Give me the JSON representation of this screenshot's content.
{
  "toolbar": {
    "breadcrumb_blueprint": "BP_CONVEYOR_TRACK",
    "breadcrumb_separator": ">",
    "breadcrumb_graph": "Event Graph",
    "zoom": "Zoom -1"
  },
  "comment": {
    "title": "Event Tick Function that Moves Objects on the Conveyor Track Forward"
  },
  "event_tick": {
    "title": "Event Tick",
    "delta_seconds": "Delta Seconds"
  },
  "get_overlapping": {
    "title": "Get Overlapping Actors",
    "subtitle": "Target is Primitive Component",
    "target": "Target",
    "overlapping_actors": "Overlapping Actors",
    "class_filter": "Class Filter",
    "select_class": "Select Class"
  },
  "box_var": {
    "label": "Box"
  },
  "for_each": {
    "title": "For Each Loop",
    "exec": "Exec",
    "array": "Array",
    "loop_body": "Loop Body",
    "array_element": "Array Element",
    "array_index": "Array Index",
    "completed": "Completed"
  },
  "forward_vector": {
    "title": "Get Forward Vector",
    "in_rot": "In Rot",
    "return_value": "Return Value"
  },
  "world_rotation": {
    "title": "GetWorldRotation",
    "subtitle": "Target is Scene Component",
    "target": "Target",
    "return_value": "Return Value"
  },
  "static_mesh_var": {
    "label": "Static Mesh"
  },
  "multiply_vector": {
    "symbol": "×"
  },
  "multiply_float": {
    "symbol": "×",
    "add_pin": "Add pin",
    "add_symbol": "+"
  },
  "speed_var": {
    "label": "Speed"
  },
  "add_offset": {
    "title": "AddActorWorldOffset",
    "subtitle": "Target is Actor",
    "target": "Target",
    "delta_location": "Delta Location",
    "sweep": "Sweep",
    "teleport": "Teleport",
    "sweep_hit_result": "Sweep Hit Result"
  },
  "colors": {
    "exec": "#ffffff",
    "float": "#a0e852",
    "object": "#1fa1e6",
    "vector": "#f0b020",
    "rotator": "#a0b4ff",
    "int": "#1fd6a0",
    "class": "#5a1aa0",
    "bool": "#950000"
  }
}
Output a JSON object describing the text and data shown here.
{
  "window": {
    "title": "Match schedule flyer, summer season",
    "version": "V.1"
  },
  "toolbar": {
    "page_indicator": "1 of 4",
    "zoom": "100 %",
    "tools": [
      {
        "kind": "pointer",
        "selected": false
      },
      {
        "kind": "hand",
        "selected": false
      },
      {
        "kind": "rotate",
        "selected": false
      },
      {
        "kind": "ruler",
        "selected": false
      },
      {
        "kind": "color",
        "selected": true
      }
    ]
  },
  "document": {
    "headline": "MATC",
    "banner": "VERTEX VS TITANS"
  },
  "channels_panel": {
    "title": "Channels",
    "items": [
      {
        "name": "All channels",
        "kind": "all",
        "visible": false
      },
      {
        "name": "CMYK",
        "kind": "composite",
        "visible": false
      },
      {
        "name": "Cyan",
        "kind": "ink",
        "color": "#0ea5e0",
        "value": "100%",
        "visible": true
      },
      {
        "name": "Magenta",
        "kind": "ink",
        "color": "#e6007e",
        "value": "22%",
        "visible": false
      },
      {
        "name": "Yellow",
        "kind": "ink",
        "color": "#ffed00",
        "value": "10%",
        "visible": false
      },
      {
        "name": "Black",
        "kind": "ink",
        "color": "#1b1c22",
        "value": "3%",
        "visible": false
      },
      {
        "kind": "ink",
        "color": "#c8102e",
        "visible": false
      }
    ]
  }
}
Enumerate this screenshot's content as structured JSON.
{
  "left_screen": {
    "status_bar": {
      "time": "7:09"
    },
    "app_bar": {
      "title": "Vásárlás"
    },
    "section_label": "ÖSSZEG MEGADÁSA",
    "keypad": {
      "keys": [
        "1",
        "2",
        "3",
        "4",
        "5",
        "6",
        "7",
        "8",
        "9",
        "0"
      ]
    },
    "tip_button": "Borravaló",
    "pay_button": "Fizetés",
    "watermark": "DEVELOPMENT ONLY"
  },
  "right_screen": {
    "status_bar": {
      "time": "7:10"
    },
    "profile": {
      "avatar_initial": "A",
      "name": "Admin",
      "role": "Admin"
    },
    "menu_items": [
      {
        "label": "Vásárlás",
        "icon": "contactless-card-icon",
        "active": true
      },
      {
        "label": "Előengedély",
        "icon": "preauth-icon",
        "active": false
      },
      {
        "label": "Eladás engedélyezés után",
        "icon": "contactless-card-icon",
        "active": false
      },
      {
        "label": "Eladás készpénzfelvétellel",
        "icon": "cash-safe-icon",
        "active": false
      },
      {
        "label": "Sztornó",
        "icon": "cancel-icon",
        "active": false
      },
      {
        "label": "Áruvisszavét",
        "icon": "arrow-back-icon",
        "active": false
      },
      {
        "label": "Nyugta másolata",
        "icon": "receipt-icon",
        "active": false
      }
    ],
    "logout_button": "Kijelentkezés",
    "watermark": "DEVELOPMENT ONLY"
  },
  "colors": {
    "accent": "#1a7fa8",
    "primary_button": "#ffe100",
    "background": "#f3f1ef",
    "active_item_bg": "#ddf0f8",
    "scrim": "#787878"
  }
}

□ □ □ □

> [PROBLEM TO WORK ON]
Extract all of the data above and output it character for character.

> [ANSWER TO THE TASK]
Give me the JSON representation of this screenshot's content.
{
  "toolbar": {
    "breadcrumb_blueprint": "BP_CONVEYOR_TRACK",
    "breadcrumb_separator": ">",
    "breadcrumb_graph": "Event Graph",
    "zoom": "Zoom -1"
  },
  "comment": {
    "title": "Event Tick Function that Moves Objects on the Conveyor Track Forward"
  },
  "event_tick": {
    "title": "Event Tick",
    "delta_seconds": "Delta Seconds"
  },
  "get_overlapping": {
    "title": "Get Overlapping Actors",
    "subtitle": "Target is Primitive Component",
    "target": "Target",
    "overlapping_actors": "Overlapping Actors",
    "class_filter": "Class Filter",
    "select_class": "Select Class"
  },
  "box_var": {
    "label": "Box"
  },
  "for_each": {
    "title": "For Each Loop",
    "exec": "Exec",
    "array": "Array",
    "loop_body": "Loop Body",
    "array_element": "Array Element",
    "array_index": "Array Index",
    "completed": "Completed"
  },
  "forward_vector": {
    "title": "Get Forward Vector",
    "in_rot": "In Rot",
    "return_value": "Return Value"
  },
  "world_rotation": {
    "title": "GetWorldRotation",
    "subtitle": "Target is Scene Component",
    "target": "Target",
    "return_value": "Return Value"
  },
  "static_mesh_var": {
    "label": "Static Mesh"
  },
  "multiply_vector": {
    "symbol": "×"
  },
  "multiply_float": {
    "symbol": "×",
    "add_pin": "Add pin",
    "add_symbol": "+"
  },
  "speed_var": {
    "label": "Speed"
  },
  "add_offset": {
    "title": "AddActorWorldOffset",
    "subtitle": "Target is Actor",
    "target": "Target",
    "delta_location": "Delta Location",
    "sweep": "Sweep",
    "teleport": "Teleport",
    "sweep_hit_result": "Sweep Hit Result"
  },
  "colors": {
    "exec": "#ffffff",
    "float": "#a0e852",
    "object": "#1fa1e6",
    "vector": "#f0b020",
    "rotator": "#a0b4ff",
    "int": "#1fd6a0",
    "class": "#5a1aa0",
    "bool": "#950000"
  }
}
Output a JSON object describing the text and data shown here.
{
  "window": {
    "title": "Match schedule flyer, summer season",
    "version": "V.1"
  },
  "toolbar": {
    "page_indicator": "1 of 4",
    "zoom": "100 %",
    "tools": [
      {
        "kind": "pointer",
        "selected": false
      },
      {
        "kind": "hand",
        "selected": false
      },
      {
        "kind": "rotate",
        "selected": false
      },
      {
        "kind": "ruler",
        "selected": false
      },
      {
        "kind": "color",
        "selected": true
      }
    ]
  },
  "document": {
    "headline": "MATC",
    "banner": "VERTEX VS TITANS"
  },
  "channels_panel": {
    "title": "Channels",
    "items": [
      {
        "name": "All channels",
        "kind": "all",
        "visible": false
      },
      {
        "name": "CMYK",
        "kind": "composite",
        "visible": false
      },
      {
        "name": "Cyan",
        "kind": "ink",
        "color": "#0ea5e0",
        "value": "100%",
        "visible": true
      },
      {
        "name": "Magenta",
        "kind": "ink",
        "color": "#e6007e",
        "value": "22%",
        "visible": false
      },
      {
        "name": "Yellow",
        "kind": "ink",
        "color": "#ffed00",
        "value": "10%",
        "visible": false
      },
      {
        "name": "Black",
        "kind": "ink",
        "color": "#1b1c22",
        "value": "3%",
        "visible": false
      },
      {
        "kind": "ink",
        "color": "#c8102e",
        "visible": false
      }
    ]
  }
}
Enumerate this screenshot's content as structured JSON.
{
  "left_screen": {
    "status_bar": {
      "time": "7:09"
    },
    "app_bar": {
      "title": "Vásárlás"
    },
    "section_label": "ÖSSZEG MEGADÁSA",
    "keypad": {
      "keys": [
        "1",
        "2",
        "3",
        "4",
        "5",
        "6",
        "7",
        "8",
        "9",
        "0"
      ]
    },
    "tip_button": "Borravaló",
    "pay_button": "Fizetés",
    "watermark": "DEVELOPMENT ONLY"
  },
  "right_screen": {
    "status_bar": {
      "time": "7:10"
    },
    "profile": {
      "avatar_initial": "A",
      "name": "Admin",
      "role": "Admin"
    },
    "menu_items": [
      {
        "label": "Vásárlás",
        "icon": "contactless-card-icon",
        "active": true
      },
      {
        "label": "Előengedély",
        "icon": "preauth-icon",
        "active": false
      },
      {
        "label": "Eladás engedélyezés után",
        "icon": "contactless-card-icon",
        "active": false
      },
      {
        "label": "Eladás készpénzfelvétellel",
        "icon": "cash-safe-icon",
        "active": false
      },
      {
        "label": "Sztornó",
        "icon": "cancel-icon",
        "active": false
      },
      {
        "label": "Áruvisszavét",
        "icon": "arrow-back-icon",
        "active": false
      },
      {
        "label": "Nyugta másolata",
        "icon": "receipt-icon",
        "active": false
      }
    ],
    "logout_button": "Kijelentkezés",
    "watermark": "DEVELOPMENT ONLY"
  },
  "colors": {
    "accent": "#1a7fa8",
    "primary_button": "#ffe100",
    "background": "#f3f1ef",
    "active_item_bg": "#ddf0f8",
    "scrim": "#787878"
  }
}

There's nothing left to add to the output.